WORK TO BE COMPLETED:
Identify the lines that contain the word "delisted", then copy them.

INPUT:
- - - - - - -

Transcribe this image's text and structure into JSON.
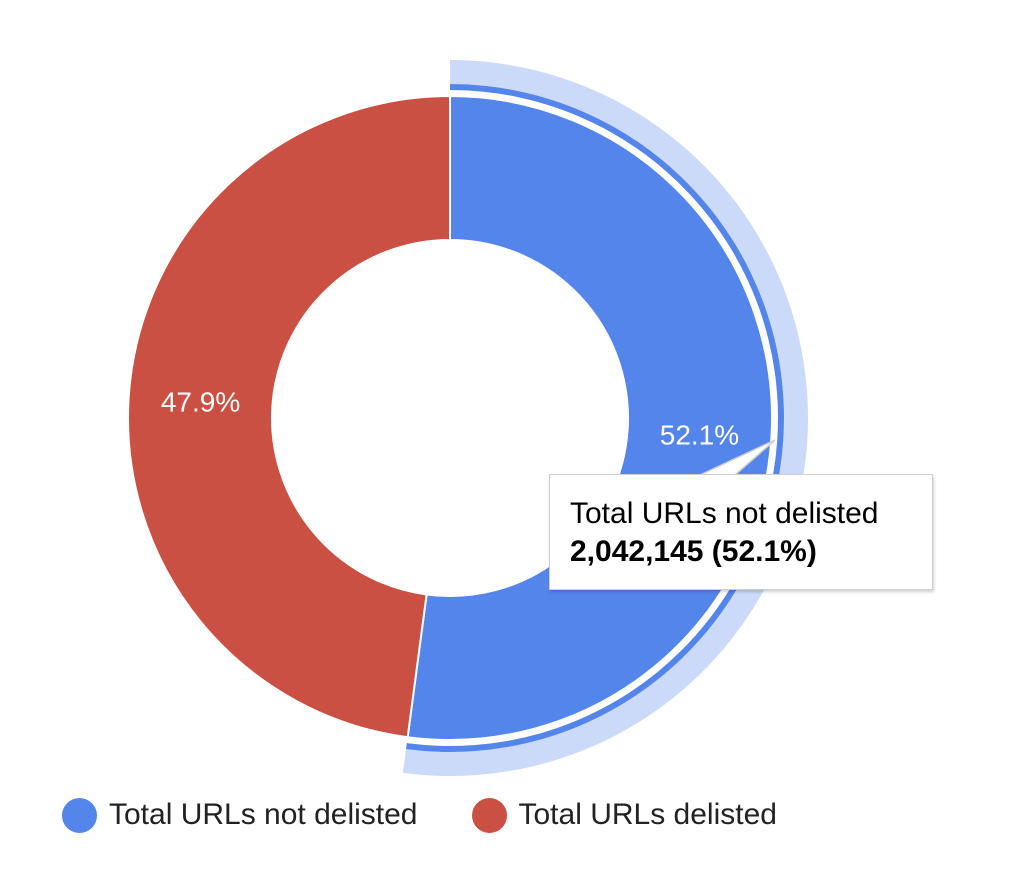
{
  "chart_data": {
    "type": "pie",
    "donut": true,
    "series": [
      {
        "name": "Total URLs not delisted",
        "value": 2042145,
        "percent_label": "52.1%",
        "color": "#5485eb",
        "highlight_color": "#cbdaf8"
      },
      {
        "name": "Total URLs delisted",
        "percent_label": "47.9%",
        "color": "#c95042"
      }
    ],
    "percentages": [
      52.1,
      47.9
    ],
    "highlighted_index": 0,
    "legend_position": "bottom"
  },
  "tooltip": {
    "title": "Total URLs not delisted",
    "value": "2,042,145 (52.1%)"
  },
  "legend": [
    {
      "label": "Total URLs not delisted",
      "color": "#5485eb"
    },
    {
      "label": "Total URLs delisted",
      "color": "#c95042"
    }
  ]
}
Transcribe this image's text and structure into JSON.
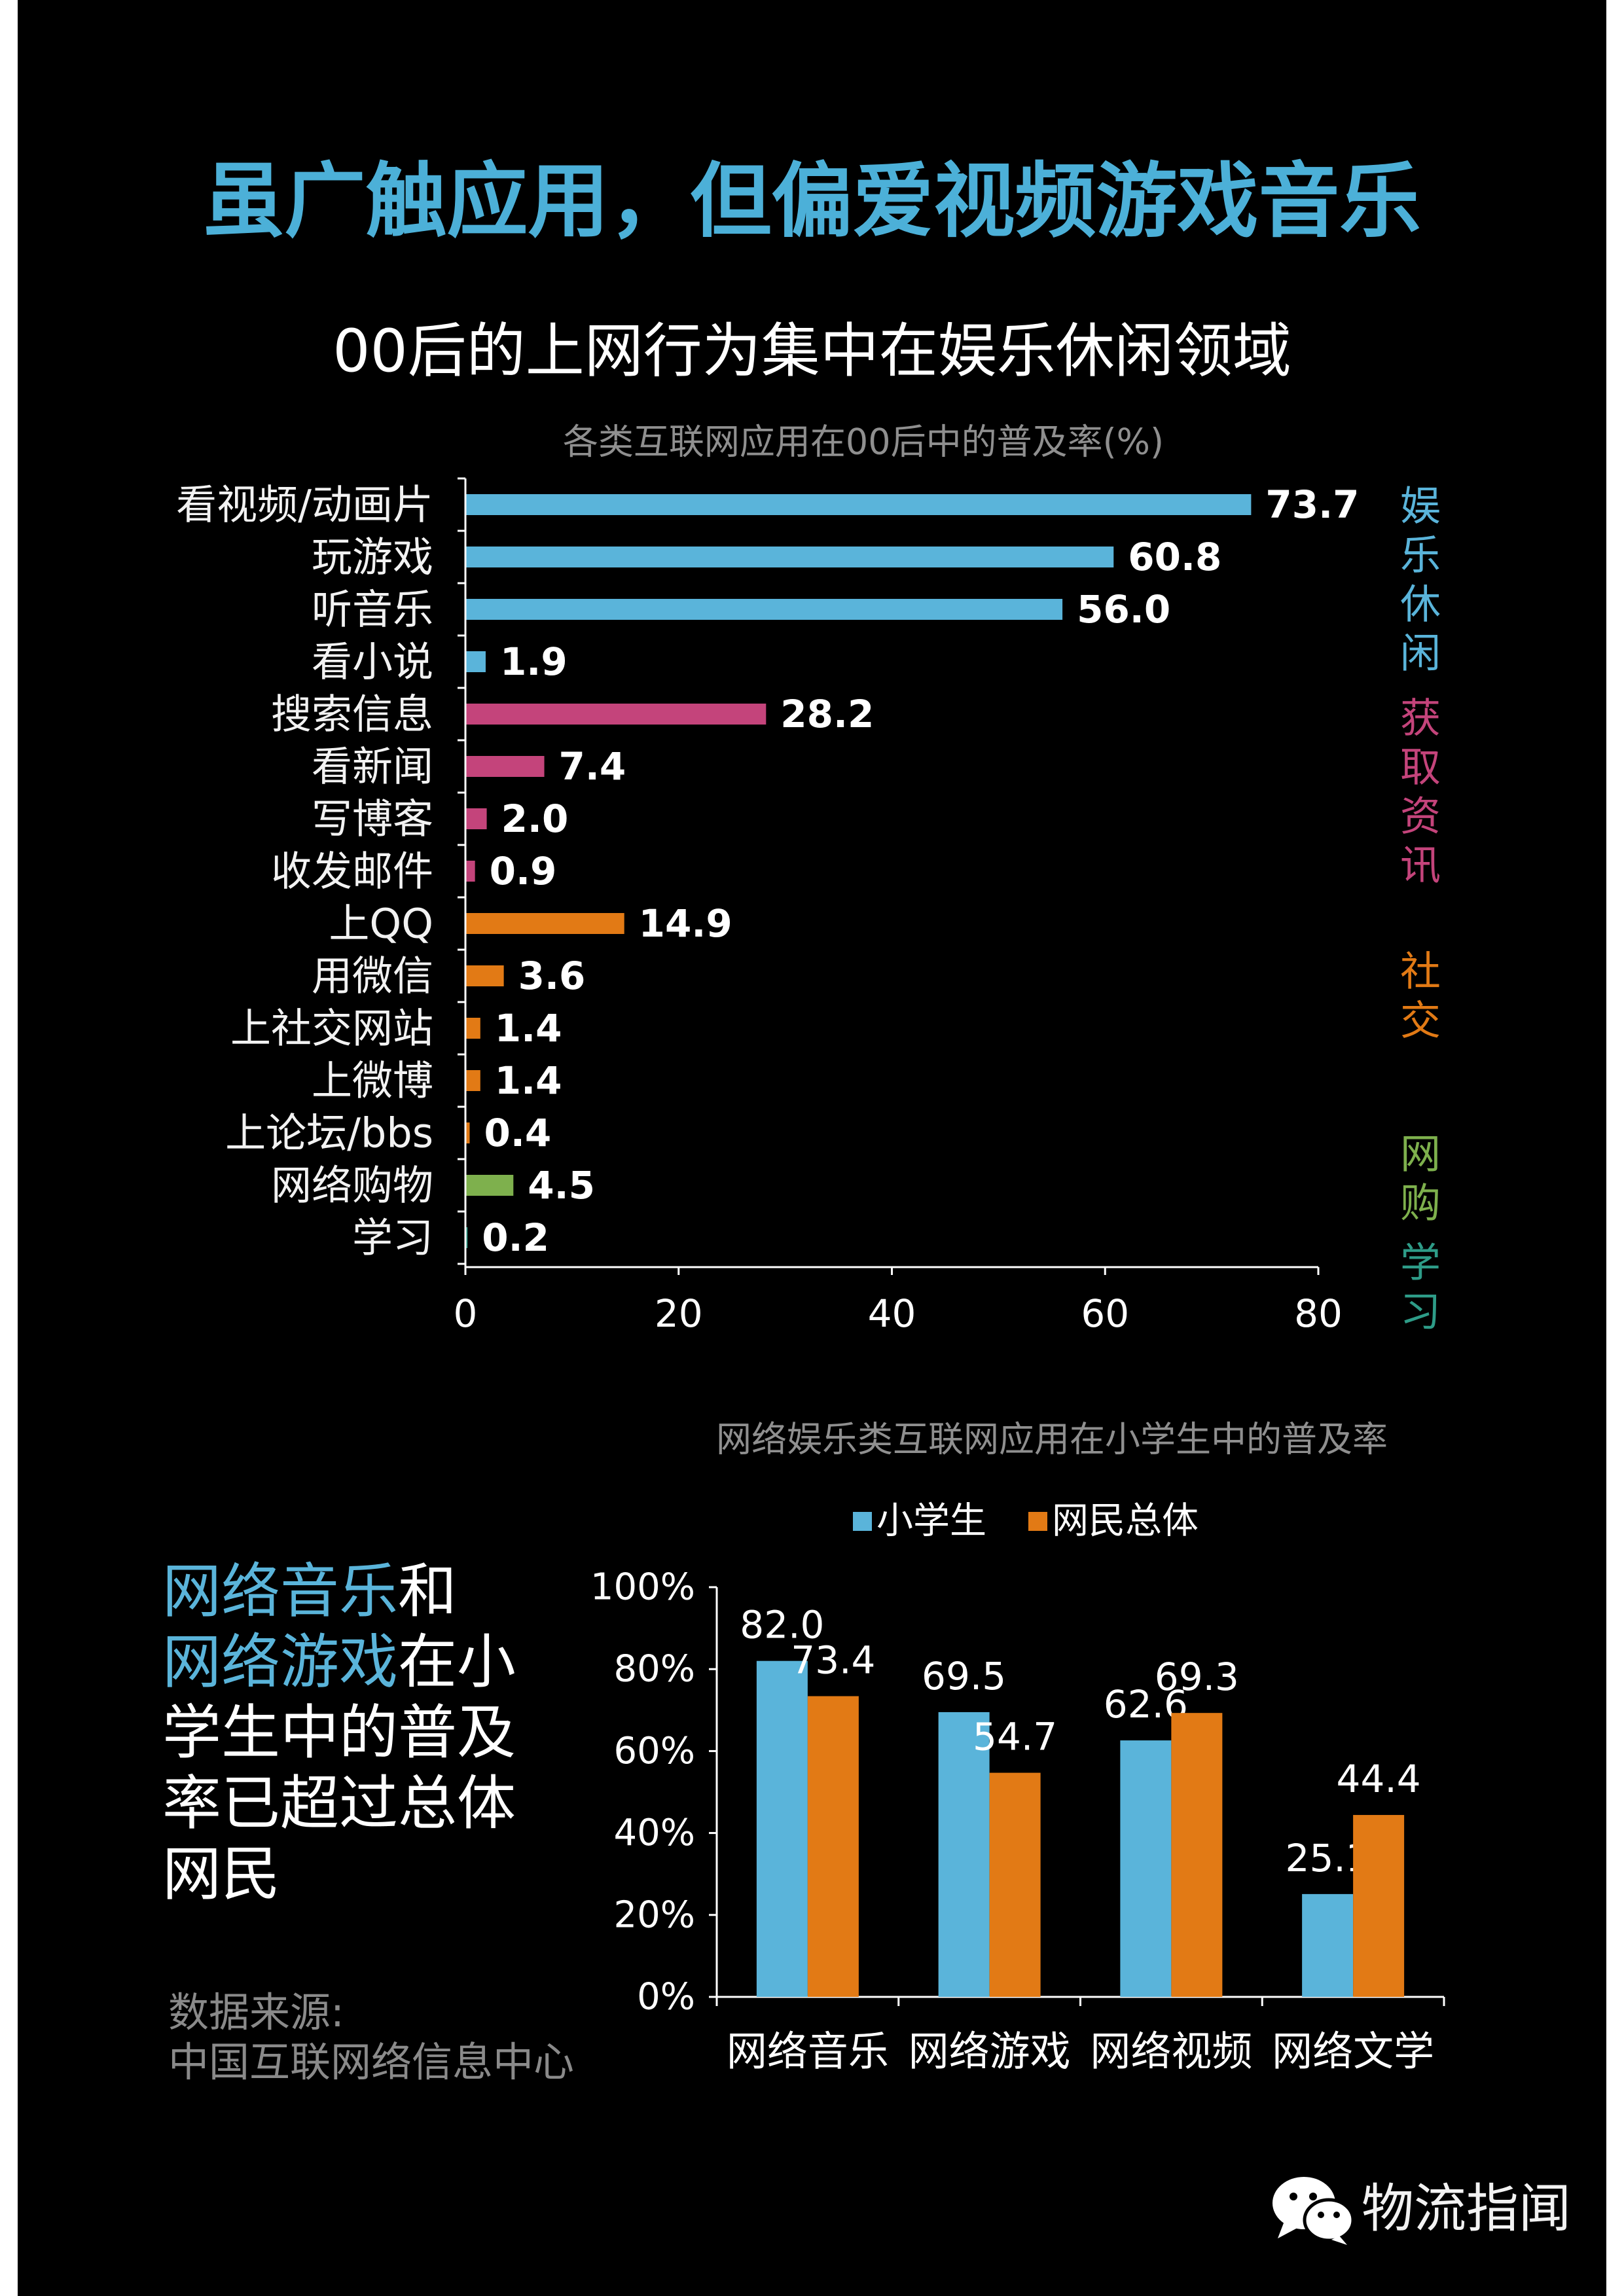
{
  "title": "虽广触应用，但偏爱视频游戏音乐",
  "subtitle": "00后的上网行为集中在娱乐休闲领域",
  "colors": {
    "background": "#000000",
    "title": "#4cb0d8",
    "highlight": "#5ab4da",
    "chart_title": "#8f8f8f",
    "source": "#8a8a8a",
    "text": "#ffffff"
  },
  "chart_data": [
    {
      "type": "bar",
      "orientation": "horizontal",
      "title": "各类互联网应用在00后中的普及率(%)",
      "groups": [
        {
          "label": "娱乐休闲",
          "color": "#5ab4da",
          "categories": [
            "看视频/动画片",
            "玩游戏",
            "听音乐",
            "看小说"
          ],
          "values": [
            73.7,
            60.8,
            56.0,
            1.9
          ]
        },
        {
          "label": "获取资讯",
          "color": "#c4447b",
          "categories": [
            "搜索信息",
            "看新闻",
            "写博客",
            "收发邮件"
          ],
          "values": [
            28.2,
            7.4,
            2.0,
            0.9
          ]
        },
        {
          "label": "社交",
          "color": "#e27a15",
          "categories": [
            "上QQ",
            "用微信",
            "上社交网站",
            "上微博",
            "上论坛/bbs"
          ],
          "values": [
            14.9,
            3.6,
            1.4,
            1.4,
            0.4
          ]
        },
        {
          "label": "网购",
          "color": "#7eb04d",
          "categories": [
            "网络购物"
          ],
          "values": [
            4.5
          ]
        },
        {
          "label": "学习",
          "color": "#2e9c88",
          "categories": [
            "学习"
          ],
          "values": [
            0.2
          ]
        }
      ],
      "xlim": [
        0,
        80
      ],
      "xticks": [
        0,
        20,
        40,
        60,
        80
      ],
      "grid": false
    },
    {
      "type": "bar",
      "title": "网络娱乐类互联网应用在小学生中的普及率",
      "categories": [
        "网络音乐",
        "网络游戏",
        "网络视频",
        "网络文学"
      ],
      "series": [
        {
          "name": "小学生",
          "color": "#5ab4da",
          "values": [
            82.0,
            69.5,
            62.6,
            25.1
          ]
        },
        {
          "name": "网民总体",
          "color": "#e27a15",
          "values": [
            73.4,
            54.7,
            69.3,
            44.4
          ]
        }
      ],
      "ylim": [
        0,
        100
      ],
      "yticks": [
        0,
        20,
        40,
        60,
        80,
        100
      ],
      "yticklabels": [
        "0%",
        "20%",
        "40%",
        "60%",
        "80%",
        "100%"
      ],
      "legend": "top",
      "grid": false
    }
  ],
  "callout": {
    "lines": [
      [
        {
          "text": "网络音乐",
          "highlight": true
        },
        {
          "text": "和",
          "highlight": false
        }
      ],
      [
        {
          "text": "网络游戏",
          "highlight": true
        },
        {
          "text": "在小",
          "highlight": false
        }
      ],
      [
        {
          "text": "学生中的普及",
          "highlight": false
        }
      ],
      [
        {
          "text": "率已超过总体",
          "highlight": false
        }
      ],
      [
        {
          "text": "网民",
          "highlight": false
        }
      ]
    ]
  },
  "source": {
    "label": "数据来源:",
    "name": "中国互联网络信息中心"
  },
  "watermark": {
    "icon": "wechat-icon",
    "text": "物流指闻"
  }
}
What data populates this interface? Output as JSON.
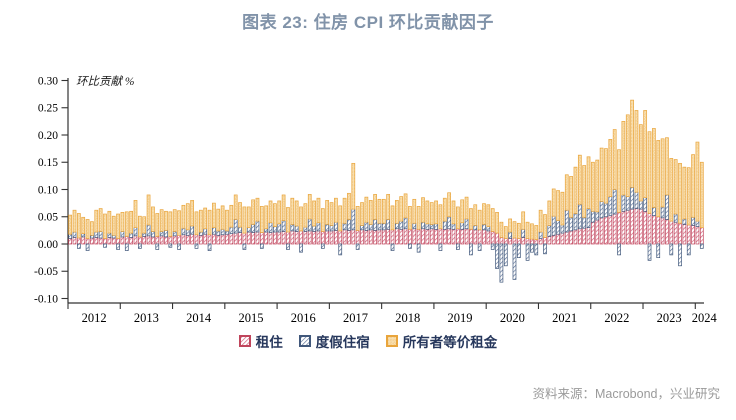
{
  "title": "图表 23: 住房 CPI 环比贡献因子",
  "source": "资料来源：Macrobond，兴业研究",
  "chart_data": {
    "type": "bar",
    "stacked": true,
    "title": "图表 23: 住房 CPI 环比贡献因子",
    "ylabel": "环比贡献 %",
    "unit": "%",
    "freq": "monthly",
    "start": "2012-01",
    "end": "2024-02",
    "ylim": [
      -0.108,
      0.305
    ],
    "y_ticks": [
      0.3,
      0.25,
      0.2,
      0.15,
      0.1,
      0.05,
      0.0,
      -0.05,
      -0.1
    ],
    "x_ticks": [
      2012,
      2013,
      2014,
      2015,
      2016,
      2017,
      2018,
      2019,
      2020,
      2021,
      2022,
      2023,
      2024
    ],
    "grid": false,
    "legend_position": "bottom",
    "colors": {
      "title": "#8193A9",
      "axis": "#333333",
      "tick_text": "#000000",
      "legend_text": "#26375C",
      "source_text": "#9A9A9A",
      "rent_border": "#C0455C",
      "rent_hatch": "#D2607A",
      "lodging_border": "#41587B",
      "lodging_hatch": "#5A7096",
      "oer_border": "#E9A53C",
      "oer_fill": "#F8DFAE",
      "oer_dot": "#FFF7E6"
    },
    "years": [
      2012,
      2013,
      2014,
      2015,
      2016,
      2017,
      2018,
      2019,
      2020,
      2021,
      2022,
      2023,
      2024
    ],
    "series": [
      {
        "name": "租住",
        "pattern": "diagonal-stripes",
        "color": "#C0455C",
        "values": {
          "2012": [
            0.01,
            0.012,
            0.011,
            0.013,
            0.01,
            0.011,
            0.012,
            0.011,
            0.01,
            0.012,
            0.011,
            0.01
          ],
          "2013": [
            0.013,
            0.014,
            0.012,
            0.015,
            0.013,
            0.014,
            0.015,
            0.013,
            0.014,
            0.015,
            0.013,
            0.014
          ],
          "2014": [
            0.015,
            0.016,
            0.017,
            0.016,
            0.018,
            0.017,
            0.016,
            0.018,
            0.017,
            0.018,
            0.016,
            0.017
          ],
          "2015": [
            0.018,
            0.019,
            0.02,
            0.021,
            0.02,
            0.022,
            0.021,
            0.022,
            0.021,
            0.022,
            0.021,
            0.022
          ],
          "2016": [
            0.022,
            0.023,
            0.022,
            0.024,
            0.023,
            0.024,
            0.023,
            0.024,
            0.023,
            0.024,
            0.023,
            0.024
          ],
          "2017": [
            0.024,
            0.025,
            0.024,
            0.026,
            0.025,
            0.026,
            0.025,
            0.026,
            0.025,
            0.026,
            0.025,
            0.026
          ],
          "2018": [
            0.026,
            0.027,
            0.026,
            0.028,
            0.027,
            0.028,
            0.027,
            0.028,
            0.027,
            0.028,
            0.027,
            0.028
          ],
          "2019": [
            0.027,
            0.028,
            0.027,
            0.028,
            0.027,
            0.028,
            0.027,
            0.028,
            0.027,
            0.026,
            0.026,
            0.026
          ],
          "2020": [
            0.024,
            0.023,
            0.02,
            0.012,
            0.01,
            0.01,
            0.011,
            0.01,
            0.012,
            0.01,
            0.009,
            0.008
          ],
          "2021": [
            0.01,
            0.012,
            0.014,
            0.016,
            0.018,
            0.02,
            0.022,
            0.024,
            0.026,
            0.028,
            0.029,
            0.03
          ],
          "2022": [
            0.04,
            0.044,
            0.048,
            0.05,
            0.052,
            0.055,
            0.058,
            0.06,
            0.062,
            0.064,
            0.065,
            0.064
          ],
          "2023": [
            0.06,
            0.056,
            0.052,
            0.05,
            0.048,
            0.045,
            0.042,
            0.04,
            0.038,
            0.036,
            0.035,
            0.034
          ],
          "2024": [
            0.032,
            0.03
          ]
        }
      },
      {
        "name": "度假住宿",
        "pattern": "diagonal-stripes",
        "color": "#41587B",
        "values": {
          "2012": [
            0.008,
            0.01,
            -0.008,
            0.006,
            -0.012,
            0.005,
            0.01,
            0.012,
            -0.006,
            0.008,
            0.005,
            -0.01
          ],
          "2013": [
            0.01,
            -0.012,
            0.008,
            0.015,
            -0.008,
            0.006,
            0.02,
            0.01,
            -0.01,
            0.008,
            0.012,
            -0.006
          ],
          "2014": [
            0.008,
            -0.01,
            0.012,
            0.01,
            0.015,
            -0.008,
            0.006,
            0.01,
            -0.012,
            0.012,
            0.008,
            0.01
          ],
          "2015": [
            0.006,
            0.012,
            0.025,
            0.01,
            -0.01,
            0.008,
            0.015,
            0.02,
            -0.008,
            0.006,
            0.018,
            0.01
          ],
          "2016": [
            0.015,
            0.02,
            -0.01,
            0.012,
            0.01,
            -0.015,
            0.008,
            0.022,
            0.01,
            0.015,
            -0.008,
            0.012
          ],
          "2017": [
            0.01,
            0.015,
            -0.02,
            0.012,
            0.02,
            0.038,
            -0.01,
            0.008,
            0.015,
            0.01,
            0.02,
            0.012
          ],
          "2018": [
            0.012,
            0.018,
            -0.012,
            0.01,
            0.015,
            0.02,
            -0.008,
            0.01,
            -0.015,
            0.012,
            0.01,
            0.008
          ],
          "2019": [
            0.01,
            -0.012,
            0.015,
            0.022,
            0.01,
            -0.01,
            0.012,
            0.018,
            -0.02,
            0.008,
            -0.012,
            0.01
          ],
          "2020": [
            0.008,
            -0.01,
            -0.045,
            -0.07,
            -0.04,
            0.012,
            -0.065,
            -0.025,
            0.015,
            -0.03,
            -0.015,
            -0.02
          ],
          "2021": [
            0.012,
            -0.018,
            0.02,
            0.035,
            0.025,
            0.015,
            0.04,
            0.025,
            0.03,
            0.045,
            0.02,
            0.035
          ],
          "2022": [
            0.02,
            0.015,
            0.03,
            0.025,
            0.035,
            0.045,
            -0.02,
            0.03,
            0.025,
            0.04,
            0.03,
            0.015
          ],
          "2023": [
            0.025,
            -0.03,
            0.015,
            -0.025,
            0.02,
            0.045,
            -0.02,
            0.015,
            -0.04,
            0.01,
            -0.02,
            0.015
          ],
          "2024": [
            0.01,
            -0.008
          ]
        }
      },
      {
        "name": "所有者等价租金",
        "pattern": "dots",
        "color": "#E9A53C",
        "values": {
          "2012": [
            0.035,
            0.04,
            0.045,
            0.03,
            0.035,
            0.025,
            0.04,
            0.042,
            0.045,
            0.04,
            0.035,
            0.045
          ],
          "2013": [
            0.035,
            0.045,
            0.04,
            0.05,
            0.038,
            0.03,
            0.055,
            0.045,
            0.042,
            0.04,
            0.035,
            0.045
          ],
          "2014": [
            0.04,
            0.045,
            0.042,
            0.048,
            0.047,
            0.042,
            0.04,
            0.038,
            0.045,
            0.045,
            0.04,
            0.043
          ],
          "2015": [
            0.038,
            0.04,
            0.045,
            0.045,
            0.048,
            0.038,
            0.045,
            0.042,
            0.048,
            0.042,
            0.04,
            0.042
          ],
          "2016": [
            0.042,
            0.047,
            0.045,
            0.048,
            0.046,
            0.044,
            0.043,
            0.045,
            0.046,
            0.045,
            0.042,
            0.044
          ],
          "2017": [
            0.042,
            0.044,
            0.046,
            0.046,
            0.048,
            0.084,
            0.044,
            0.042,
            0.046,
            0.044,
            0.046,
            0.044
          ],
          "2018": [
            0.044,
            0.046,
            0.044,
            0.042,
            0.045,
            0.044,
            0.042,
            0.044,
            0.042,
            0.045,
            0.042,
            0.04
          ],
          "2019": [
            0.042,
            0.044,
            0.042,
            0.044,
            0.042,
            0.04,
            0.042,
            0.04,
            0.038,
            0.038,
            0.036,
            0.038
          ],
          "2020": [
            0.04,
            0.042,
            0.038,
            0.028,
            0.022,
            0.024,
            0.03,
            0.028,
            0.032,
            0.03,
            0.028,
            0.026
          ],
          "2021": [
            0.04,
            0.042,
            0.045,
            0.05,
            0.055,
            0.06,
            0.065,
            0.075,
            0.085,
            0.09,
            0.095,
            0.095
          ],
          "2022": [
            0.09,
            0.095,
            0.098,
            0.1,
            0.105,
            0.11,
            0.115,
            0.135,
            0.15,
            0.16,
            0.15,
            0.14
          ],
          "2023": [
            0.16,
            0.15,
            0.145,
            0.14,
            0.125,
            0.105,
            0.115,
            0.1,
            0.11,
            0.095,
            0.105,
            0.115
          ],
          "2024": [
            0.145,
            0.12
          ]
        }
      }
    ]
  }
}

- - - - - - -

SOLUTION TO THE EXERCISE:
        "name": "Total URLs not delisted",
        "name": "Total URLs delisted",
    "title": "Total URLs not delisted",
      "label": "Total URLs not delisted",
      "label": "Total URLs delisted",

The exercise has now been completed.